## Written instruction
Reproduce each line from the records that holds "objects".

## Provided data
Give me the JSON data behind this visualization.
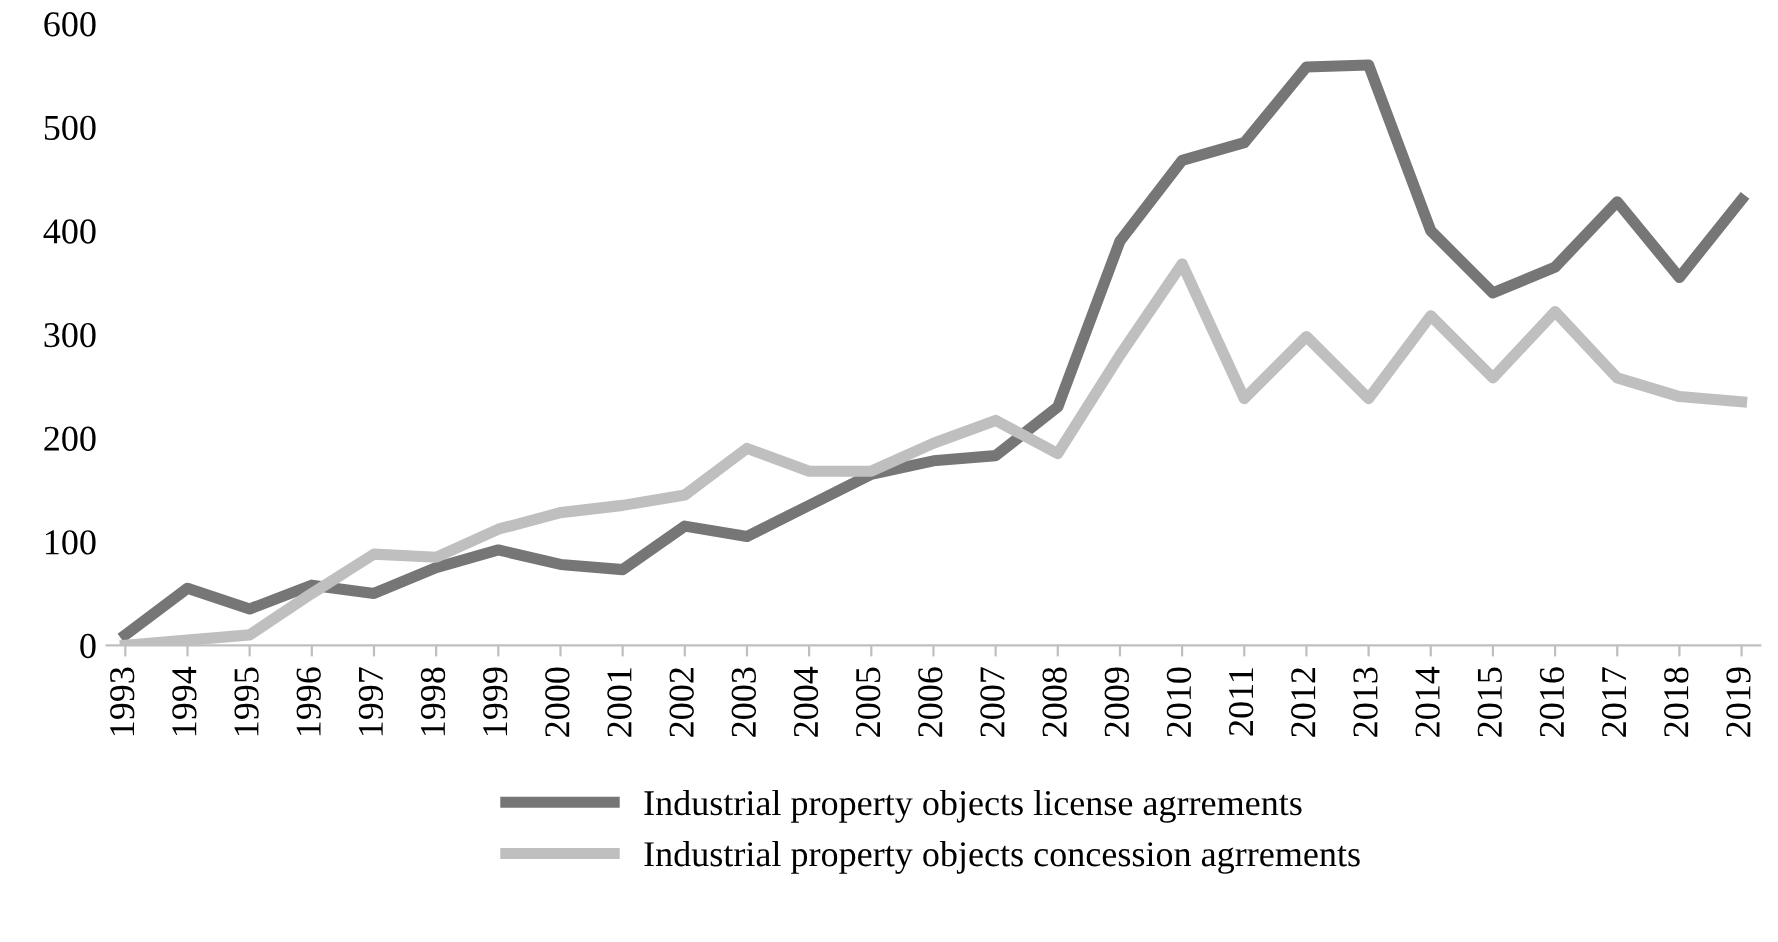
{
  "chart_data": {
    "type": "line",
    "categories": [
      "1993",
      "1994",
      "1995",
      "1996",
      "1997",
      "1998",
      "1999",
      "2000",
      "2001",
      "2002",
      "2003",
      "2004",
      "2005",
      "2006",
      "2007",
      "2008",
      "2009",
      "2010",
      "2011",
      "2012",
      "2013",
      "2014",
      "2015",
      "2016",
      "2017",
      "2018",
      "2019"
    ],
    "series": [
      {
        "name": "Industrial property objects license agrrements",
        "color": "#767676",
        "values": [
          10,
          55,
          35,
          58,
          50,
          75,
          92,
          78,
          73,
          115,
          105,
          135,
          165,
          178,
          183,
          230,
          390,
          468,
          485,
          558,
          560,
          400,
          340,
          365,
          428,
          355,
          430
        ]
      },
      {
        "name": "Industrial property objects concession agrrements",
        "color": "#bfbfbf",
        "values": [
          0,
          5,
          10,
          50,
          88,
          85,
          112,
          128,
          135,
          145,
          190,
          168,
          168,
          195,
          217,
          185,
          280,
          368,
          238,
          298,
          238,
          318,
          258,
          322,
          258,
          240,
          235
        ]
      }
    ],
    "ylim": [
      0,
      600
    ],
    "yticks": [
      0,
      100,
      200,
      300,
      400,
      500,
      600
    ],
    "grid": false,
    "legend": "bottom",
    "marker": "none",
    "line_style": "solid"
  }
}
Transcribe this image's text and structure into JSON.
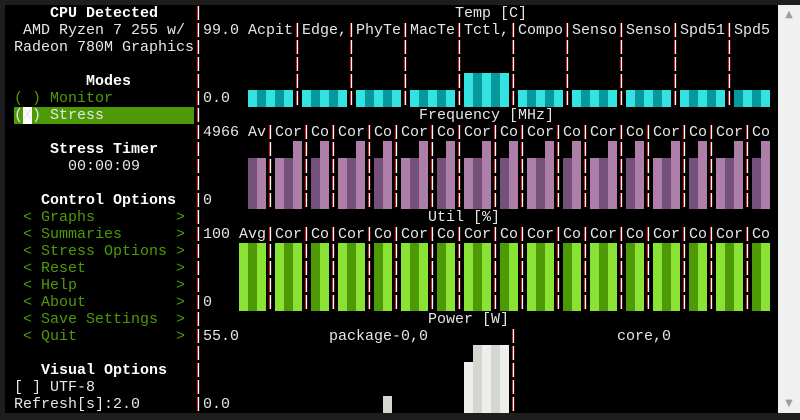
{
  "sidebar": {
    "cpu_title": "CPU Detected",
    "cpu_line1": "AMD Ryzen 7 255 w/",
    "cpu_line2": "Radeon 780M Graphics",
    "modes_title": "Modes",
    "modes": [
      {
        "mark": "( )",
        "label": "Monitor",
        "selected": false
      },
      {
        "mark": "(X)",
        "label": "Stress",
        "selected": true
      }
    ],
    "timer_title": "Stress Timer",
    "timer_value": "00:00:09",
    "control_title": "Control Options",
    "controls": [
      {
        "label": "Graphs"
      },
      {
        "label": "Summaries"
      },
      {
        "label": "Stress Options"
      },
      {
        "label": "Reset"
      },
      {
        "label": "Help"
      },
      {
        "label": "About"
      },
      {
        "label": "Save Settings"
      },
      {
        "label": "Quit"
      }
    ],
    "arrow_left": "<",
    "arrow_right": ">",
    "visual_title": "Visual Options",
    "utf8_box": "[ ]",
    "utf8_label": "UTF-8",
    "utf8_checked": false,
    "refresh_label": "Refresh[s]:2.0"
  },
  "graphs": {
    "temp": {
      "title": "Temp [C]",
      "max": "99.0",
      "min": "0.0",
      "scale_max": 99,
      "colors": {
        "light": "#34e2e2",
        "dark": "#06989a"
      },
      "sensors": [
        {
          "label": "Acpit",
          "value": 20
        },
        {
          "label": "Edge,",
          "value": 20
        },
        {
          "label": "PhyTe",
          "value": 20
        },
        {
          "label": "MacTe",
          "value": 20
        },
        {
          "label": "Tctl,",
          "value": 40
        },
        {
          "label": "Compo",
          "value": 20
        },
        {
          "label": "Senso",
          "value": 20
        },
        {
          "label": "Senso",
          "value": 20
        },
        {
          "label": "Spd51",
          "value": 20
        },
        {
          "label": "Spd5",
          "value": 20
        }
      ]
    },
    "freq": {
      "title": "Frequency [MHz]",
      "max": "4966",
      "min": "0",
      "scale_max": 4966,
      "colors": {
        "light": "#ad7fa8",
        "dark": "#75507b"
      },
      "columns": [
        {
          "label": "Av",
          "values": [
            3700,
            3700
          ]
        },
        {
          "label": "Cor",
          "values": [
            3700,
            3700,
            4966
          ]
        },
        {
          "label": "Co",
          "values": [
            3700,
            4966
          ]
        },
        {
          "label": "Cor",
          "values": [
            3700,
            3700,
            4966
          ]
        },
        {
          "label": "Co",
          "values": [
            3700,
            4966
          ]
        },
        {
          "label": "Cor",
          "values": [
            3700,
            3700,
            4966
          ]
        },
        {
          "label": "Co",
          "values": [
            3700,
            4966
          ]
        },
        {
          "label": "Cor",
          "values": [
            3700,
            3700,
            4966
          ]
        },
        {
          "label": "Co",
          "values": [
            3700,
            4966
          ]
        },
        {
          "label": "Cor",
          "values": [
            3700,
            3700,
            4966
          ]
        },
        {
          "label": "Co",
          "values": [
            3700,
            4966
          ]
        },
        {
          "label": "Cor",
          "values": [
            3700,
            3700,
            4966
          ]
        },
        {
          "label": "Co",
          "values": [
            3700,
            4966
          ]
        },
        {
          "label": "Cor",
          "values": [
            3700,
            3700,
            4966
          ]
        },
        {
          "label": "Co",
          "values": [
            3700,
            4966
          ]
        },
        {
          "label": "Cor",
          "values": [
            3700,
            3700,
            4966
          ]
        },
        {
          "label": "Co",
          "values": [
            3700,
            4966
          ]
        }
      ]
    },
    "util": {
      "title": "Util [%]",
      "max": "100",
      "min": "0",
      "scale_max": 100,
      "colors": {
        "light": "#8ae234",
        "dark": "#4e9a06"
      },
      "columns": [
        {
          "label": "Avg",
          "values": [
            100,
            100,
            100
          ]
        },
        {
          "label": "Cor",
          "values": [
            100,
            100,
            100
          ]
        },
        {
          "label": "Co",
          "values": [
            100,
            100
          ]
        },
        {
          "label": "Cor",
          "values": [
            100,
            100,
            100
          ]
        },
        {
          "label": "Co",
          "values": [
            100,
            100
          ]
        },
        {
          "label": "Cor",
          "values": [
            100,
            100,
            100
          ]
        },
        {
          "label": "Co",
          "values": [
            100,
            100
          ]
        },
        {
          "label": "Cor",
          "values": [
            100,
            100,
            100
          ]
        },
        {
          "label": "Co",
          "values": [
            100,
            100
          ]
        },
        {
          "label": "Cor",
          "values": [
            100,
            100,
            100
          ]
        },
        {
          "label": "Co",
          "values": [
            100,
            100
          ]
        },
        {
          "label": "Cor",
          "values": [
            100,
            100,
            100
          ]
        },
        {
          "label": "Co",
          "values": [
            100,
            100
          ]
        },
        {
          "label": "Cor",
          "values": [
            100,
            100,
            100
          ]
        },
        {
          "label": "Co",
          "values": [
            100,
            100
          ]
        },
        {
          "label": "Cor",
          "values": [
            100,
            100,
            100
          ]
        },
        {
          "label": "Co",
          "values": [
            100,
            100
          ]
        }
      ]
    },
    "power": {
      "title": "Power [W]",
      "max": "55.0",
      "min": "0.0",
      "scale_max": 55,
      "colors": {
        "light": "#eeeeec",
        "dark": "#d3d7cf"
      },
      "columns": [
        {
          "label": "package-0,0",
          "history": [
            0,
            0,
            0,
            0,
            0,
            0,
            0,
            0,
            0,
            0,
            0,
            0,
            0,
            0,
            0,
            0,
            0,
            0,
            0,
            0,
            14,
            0,
            0,
            0,
            0,
            0,
            0,
            0,
            0,
            41,
            55,
            55,
            55,
            55
          ]
        },
        {
          "label": "core,0",
          "history": []
        }
      ]
    }
  },
  "scrollbar": {
    "up": "▲",
    "down": "▼"
  }
}
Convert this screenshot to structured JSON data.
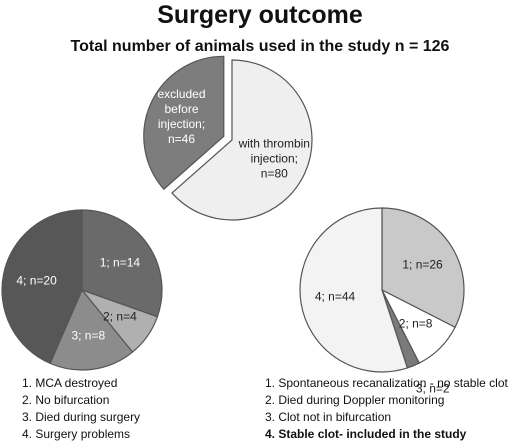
{
  "title": "Surgery outcome",
  "subtitle": "Total number of animals used in the study n = 126",
  "chart_data": [
    {
      "type": "pie",
      "values": [
        46,
        80
      ],
      "value_labels": [
        "excluded before injection; n=46",
        "with thrombin injection; n=80"
      ],
      "colors": [
        "#7d7d7d",
        "#efefef"
      ]
    },
    {
      "type": "pie",
      "values": [
        14,
        4,
        8,
        20
      ],
      "value_labels": [
        "1; n=14",
        "2; n=4",
        "3; n=8",
        "4; n=20"
      ],
      "categories": [
        "1. MCA destroyed",
        "2. No bifurcation",
        "3. Died during surgery",
        "4. Surgery problems"
      ],
      "colors": [
        "#6a6a6a",
        "#b0b0b0",
        "#8c8c8c",
        "#575757"
      ]
    },
    {
      "type": "pie",
      "values": [
        26,
        8,
        2,
        44
      ],
      "value_labels": [
        "1; n=26",
        "2; n=8",
        "3; n=2",
        "4; n=44"
      ],
      "categories": [
        "1. Spontaneous recanalization - no stable clot",
        "2. Died during Doppler monitoring",
        "3. Clot not in bifurcation",
        "4. Stable clot- included in the study"
      ],
      "colors": [
        "#c9c9c9",
        "#ffffff",
        "#7a7a7a",
        "#f3f3f3"
      ]
    }
  ]
}
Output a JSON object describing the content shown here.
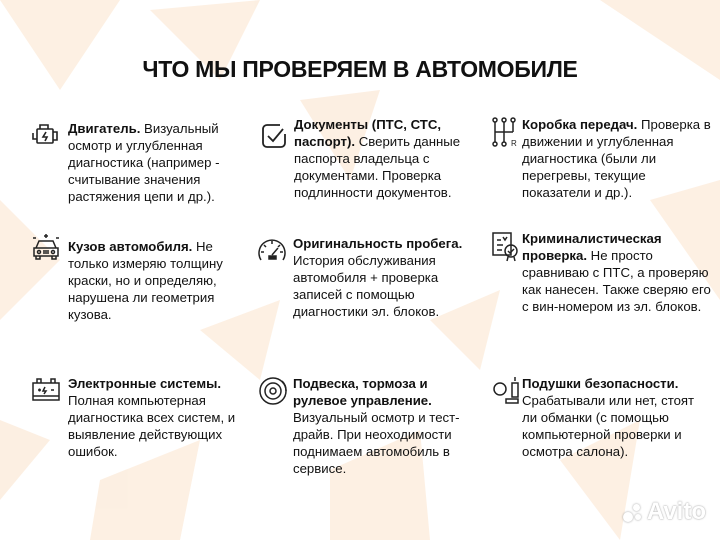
{
  "title": "ЧТО МЫ ПРОВЕРЯЕМ В АВТОМОБИЛЕ",
  "accent_color": "#f5a050",
  "items": [
    {
      "icon": "engine-icon",
      "head": "Двигатель.",
      "body": " Визуальный осмотр и углубленная диагностика (например - считывание значения растяжения цепи и др.)."
    },
    {
      "icon": "checkbox-icon",
      "head": "Документы (ПТС, СТС, паспорт).",
      "body": " Сверить данные паспорта владельца с документами. Проверка подлинности документов."
    },
    {
      "icon": "gearshift-icon",
      "head": "Коробка передач.",
      "body": " Проверка в движении и углубленная диагностика (были ли перегревы, текущие показатели и др.)."
    },
    {
      "icon": "car-body-icon",
      "head": "Кузов автомобиля.",
      "body": " Не только измеряю толщину краски, но и определяю, нарушена ли геометрия кузова."
    },
    {
      "icon": "odometer-icon",
      "head": "Оригинальность пробега.",
      "body": " История обслуживания автомобиля + проверка записей с помощью диагностики эл. блоков."
    },
    {
      "icon": "certificate-icon",
      "head": "Криминалистическая проверка.",
      "body": " Не просто сравниваю с ПТС, а проверяю как нанесен. Также сверяю его с вин-номером из эл. блоков."
    },
    {
      "icon": "battery-icon",
      "head": "Электронные системы.",
      "body": " Полная компьютерная диагностика всех систем, и выявление действующих ошибок."
    },
    {
      "icon": "brake-disc-icon",
      "head": "Подвеска, тормоза и рулевое управление.",
      "body": " Визуальный осмотр и тест-драйв. При неоходимости поднимаем автомобиль в сервисе."
    },
    {
      "icon": "airbag-icon",
      "head": "Подушки безопасности.",
      "body": " Срабатывали или нет, стоят ли обманки (с помощью компьютерной проверки и осмотра салона)."
    }
  ],
  "watermark": "Avito"
}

## Problem solution
        "name": "Industrial property objects license agrrements",
        "name": "Industrial property objects concession agrrements",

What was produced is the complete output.